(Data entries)
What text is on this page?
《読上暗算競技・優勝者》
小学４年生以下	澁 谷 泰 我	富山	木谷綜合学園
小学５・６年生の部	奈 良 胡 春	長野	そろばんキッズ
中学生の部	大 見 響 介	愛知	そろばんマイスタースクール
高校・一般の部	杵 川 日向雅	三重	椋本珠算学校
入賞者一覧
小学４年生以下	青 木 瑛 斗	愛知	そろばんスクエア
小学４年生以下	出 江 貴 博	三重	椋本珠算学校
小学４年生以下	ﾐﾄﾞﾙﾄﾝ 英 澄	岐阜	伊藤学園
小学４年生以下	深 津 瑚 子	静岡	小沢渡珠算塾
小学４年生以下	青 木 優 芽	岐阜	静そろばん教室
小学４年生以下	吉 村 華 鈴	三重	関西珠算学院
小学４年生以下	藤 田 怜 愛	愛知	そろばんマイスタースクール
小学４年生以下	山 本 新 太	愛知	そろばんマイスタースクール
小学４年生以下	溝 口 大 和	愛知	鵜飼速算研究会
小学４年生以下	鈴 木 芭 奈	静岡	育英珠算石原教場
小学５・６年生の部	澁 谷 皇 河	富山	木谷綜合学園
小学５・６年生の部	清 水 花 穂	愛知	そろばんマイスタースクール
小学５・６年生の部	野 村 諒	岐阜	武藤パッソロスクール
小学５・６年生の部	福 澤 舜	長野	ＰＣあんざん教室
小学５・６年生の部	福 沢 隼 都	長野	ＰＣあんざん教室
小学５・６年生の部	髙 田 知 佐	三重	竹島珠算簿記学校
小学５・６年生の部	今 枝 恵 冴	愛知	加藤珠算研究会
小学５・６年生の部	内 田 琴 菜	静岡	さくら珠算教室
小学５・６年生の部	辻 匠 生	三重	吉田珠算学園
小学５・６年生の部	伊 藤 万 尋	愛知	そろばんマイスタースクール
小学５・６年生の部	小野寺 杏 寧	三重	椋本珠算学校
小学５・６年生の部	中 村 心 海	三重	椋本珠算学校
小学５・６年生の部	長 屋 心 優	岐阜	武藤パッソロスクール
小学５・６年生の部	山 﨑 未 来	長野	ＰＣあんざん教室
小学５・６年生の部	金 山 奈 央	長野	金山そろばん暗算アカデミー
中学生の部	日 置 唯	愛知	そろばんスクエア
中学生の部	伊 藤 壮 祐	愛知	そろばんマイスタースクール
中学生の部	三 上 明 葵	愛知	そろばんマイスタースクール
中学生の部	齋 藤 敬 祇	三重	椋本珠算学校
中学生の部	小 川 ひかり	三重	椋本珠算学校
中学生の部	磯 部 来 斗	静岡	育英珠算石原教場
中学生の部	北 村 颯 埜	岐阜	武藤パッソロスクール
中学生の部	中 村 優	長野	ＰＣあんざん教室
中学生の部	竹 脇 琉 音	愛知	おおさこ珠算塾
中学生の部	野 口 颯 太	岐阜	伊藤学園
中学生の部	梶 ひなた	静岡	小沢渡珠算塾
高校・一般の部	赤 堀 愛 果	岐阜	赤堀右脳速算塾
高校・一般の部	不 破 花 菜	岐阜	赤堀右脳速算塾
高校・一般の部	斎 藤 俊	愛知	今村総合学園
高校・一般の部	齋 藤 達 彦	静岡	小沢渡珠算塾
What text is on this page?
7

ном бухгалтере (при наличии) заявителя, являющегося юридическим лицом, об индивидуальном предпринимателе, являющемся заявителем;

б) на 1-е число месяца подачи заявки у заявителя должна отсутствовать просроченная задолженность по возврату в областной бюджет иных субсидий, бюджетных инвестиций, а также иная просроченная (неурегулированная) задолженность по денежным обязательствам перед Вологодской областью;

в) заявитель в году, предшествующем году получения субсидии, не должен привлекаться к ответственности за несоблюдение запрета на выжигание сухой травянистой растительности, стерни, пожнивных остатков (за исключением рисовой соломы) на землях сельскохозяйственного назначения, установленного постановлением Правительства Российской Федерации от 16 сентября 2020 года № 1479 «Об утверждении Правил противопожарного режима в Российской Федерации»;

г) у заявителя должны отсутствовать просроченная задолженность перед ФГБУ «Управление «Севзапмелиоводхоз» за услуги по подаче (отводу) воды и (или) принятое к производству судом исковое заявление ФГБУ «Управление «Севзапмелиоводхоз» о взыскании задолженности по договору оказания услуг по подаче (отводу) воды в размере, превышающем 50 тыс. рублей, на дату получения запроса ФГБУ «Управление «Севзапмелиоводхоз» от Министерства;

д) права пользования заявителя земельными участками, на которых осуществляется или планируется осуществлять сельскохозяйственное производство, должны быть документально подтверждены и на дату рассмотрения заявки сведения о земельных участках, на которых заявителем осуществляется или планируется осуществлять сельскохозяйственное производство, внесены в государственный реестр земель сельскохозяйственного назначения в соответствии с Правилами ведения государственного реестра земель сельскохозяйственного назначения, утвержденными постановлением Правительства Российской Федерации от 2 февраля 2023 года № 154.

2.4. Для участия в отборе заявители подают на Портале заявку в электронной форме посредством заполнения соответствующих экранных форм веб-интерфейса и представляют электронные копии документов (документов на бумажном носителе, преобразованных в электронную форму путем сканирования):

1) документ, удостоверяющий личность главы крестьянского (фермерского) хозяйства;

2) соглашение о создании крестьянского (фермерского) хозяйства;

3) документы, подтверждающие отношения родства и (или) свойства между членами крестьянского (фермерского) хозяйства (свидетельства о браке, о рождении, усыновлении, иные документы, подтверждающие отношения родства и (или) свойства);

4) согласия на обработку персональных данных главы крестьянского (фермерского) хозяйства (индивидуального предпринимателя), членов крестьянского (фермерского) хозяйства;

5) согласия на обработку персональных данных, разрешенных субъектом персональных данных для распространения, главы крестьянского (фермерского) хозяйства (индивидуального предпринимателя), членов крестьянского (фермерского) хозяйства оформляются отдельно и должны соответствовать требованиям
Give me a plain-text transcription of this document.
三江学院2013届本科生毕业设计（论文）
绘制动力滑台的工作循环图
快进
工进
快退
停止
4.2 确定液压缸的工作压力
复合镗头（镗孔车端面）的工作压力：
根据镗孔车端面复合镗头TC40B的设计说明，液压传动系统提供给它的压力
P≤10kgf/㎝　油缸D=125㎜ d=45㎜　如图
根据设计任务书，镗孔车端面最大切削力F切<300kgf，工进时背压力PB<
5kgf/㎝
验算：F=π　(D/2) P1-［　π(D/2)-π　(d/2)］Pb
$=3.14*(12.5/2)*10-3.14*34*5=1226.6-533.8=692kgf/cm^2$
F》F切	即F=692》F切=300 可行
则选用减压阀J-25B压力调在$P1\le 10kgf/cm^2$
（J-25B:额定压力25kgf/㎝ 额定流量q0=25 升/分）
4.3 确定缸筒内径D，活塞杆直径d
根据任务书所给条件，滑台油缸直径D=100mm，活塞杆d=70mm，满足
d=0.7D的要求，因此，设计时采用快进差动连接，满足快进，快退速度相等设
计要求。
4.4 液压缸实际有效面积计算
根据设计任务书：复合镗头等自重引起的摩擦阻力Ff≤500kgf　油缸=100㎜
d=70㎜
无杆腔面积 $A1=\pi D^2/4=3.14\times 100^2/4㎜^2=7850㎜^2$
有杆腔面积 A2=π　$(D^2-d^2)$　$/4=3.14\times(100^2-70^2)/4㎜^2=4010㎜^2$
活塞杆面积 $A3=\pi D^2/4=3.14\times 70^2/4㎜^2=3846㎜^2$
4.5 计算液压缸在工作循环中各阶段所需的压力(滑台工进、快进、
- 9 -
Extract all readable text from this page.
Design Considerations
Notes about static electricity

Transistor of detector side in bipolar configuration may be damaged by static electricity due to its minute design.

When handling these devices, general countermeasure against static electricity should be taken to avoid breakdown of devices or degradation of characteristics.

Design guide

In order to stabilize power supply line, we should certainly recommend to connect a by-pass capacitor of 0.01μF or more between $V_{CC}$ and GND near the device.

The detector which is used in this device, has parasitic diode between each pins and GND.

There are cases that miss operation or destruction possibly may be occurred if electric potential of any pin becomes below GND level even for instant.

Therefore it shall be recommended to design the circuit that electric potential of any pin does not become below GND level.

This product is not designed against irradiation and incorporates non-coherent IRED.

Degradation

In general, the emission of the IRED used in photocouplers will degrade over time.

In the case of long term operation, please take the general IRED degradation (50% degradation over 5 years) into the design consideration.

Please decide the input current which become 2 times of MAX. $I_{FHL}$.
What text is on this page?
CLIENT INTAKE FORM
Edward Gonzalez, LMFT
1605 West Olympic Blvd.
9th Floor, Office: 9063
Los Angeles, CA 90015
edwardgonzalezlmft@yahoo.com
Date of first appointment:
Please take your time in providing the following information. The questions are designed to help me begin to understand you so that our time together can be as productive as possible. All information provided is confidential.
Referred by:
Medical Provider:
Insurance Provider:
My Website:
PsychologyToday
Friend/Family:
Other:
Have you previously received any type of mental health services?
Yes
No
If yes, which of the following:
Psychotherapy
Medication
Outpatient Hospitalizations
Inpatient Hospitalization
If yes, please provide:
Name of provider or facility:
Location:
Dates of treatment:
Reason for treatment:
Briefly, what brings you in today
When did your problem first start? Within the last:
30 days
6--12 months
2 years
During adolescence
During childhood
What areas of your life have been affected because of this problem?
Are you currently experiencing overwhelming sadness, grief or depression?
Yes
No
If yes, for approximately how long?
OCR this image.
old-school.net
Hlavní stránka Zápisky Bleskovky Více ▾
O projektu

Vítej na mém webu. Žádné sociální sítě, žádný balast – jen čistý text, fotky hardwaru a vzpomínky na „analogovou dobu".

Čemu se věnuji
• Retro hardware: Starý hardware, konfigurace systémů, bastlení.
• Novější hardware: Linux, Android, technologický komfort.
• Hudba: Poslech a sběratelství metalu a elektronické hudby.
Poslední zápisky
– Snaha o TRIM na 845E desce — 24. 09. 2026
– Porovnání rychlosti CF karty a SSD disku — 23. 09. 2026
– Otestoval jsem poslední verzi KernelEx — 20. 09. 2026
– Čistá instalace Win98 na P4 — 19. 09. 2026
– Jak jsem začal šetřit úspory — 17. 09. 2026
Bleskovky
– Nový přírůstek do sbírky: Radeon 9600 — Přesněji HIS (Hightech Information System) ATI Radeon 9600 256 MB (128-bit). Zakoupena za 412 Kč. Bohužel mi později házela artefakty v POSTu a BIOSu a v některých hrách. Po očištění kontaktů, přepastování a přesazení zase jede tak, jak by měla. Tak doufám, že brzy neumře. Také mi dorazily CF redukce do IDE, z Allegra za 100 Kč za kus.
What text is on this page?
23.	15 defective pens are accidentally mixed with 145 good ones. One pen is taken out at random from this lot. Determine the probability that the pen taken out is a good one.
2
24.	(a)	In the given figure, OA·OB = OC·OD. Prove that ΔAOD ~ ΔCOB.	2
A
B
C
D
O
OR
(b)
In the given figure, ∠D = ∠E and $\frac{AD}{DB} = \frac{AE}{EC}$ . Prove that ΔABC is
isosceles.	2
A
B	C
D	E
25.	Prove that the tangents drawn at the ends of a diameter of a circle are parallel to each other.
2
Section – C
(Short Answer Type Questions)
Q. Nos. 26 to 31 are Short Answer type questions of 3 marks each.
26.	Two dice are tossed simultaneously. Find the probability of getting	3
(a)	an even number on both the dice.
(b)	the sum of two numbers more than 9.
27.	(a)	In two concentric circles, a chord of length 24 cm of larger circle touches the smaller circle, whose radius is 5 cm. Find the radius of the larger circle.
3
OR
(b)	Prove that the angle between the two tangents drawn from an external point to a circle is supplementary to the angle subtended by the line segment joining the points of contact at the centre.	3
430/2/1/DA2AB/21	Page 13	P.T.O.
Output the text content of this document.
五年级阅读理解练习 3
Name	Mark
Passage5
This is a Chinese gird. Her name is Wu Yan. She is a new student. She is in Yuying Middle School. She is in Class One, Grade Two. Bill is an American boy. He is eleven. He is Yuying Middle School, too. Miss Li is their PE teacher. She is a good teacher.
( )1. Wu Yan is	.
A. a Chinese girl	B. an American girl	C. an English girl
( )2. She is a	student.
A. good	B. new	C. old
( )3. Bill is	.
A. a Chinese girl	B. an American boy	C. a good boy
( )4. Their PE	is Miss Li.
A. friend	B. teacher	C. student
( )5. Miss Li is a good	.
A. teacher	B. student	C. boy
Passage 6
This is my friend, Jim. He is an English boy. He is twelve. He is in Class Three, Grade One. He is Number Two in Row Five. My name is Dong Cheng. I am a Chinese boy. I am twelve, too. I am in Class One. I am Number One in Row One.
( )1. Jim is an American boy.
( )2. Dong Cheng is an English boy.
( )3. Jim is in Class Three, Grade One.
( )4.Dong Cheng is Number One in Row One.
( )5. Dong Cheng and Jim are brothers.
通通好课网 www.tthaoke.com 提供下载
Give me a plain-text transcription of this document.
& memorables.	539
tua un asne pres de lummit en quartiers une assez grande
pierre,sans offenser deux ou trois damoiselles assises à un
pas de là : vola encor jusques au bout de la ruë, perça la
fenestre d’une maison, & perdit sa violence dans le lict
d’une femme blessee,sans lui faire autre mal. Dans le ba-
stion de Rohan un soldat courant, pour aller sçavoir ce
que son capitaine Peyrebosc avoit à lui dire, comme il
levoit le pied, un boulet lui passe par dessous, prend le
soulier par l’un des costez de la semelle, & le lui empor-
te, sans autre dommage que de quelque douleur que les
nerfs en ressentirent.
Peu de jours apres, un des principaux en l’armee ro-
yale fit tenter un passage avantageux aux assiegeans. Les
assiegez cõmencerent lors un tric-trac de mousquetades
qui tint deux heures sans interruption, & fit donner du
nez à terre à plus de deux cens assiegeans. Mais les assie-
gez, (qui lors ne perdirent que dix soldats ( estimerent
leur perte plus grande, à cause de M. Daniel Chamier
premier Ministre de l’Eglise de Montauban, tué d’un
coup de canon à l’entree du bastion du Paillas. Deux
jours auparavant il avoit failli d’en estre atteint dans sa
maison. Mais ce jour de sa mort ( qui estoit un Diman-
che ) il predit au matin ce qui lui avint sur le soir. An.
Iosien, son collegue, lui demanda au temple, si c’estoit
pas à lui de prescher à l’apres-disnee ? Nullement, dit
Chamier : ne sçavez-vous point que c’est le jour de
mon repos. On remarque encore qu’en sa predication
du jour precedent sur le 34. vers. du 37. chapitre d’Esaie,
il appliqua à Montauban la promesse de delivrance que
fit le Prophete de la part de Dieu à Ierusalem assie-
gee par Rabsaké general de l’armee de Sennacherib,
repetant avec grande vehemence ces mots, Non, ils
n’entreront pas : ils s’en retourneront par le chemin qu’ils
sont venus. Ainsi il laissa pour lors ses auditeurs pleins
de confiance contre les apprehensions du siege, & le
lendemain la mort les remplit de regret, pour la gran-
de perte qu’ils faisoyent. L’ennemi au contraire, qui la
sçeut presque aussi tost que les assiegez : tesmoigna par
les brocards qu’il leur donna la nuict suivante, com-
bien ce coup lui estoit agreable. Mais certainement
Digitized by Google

PROMPT: Display every line of the listing that contains the string "good".

REPLY TO THE EXERCISE:
23.	15 defective pens are accidentally mixed with 145 good ones. One pen is taken out at random from this lot. Determine the probability that the pen taken out is a good one.
This is a Chinese gird. Her name is Wu Yan. She is a new student. She is in Yuying Middle School. She is in Class One, Grade Two. Bill is an American boy. He is eleven. He is Yuying Middle School, too. Miss Li is their PE teacher. She is a good teacher.
A. good	B. new	C. old
A. a Chinese girl	B. an American boy	C. a good boy
( )5. Miss Li is a good	.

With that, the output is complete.